** START Records provided **

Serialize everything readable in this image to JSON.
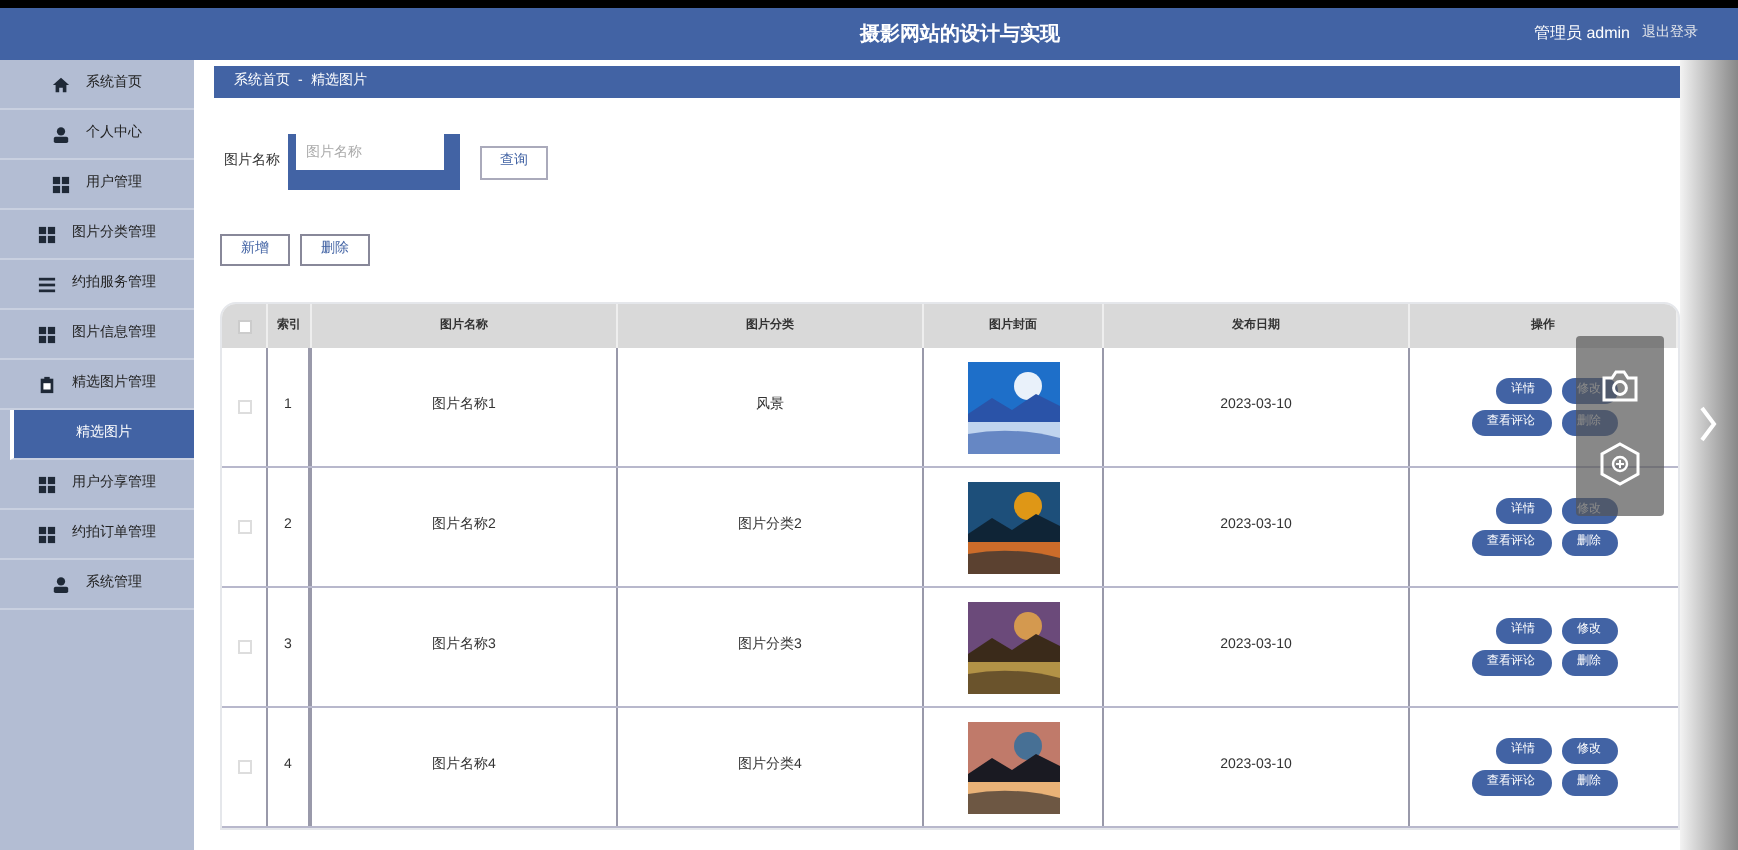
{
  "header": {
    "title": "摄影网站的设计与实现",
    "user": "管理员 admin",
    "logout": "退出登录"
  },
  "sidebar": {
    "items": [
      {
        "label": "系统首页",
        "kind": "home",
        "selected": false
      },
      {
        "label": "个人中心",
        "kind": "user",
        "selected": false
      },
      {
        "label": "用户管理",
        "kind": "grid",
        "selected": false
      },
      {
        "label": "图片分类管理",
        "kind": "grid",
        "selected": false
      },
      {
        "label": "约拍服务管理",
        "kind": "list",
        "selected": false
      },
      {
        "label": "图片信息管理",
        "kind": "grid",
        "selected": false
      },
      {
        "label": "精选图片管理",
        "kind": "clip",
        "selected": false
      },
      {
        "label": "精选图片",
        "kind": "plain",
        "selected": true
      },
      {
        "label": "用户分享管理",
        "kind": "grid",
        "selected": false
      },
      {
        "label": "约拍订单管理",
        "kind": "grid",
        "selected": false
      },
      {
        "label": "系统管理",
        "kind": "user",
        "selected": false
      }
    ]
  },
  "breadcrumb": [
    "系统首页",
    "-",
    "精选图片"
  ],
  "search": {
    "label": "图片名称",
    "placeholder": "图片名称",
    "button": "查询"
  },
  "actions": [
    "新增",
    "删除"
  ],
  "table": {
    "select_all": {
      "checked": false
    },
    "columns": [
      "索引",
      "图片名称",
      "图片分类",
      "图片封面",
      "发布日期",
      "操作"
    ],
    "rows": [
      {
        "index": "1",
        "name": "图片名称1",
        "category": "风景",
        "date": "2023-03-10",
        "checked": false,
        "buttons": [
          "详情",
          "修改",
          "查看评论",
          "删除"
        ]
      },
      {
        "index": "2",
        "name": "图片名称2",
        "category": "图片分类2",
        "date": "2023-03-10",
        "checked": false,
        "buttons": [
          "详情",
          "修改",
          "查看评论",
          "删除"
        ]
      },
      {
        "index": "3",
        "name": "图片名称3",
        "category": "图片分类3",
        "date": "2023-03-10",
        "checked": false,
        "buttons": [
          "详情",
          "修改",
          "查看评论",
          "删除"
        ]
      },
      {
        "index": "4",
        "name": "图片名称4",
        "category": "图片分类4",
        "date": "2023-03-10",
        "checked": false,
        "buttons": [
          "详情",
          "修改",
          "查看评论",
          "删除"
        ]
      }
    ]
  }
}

** END Records provided **

▶ **Aim of the exercise**:
Extract lines where the string "category" occurs.

▶ **Result for this exercise**:
        "category": "风景",
        "category": "图片分类2",
        "category": "图片分类3",
        "category": "图片分类4",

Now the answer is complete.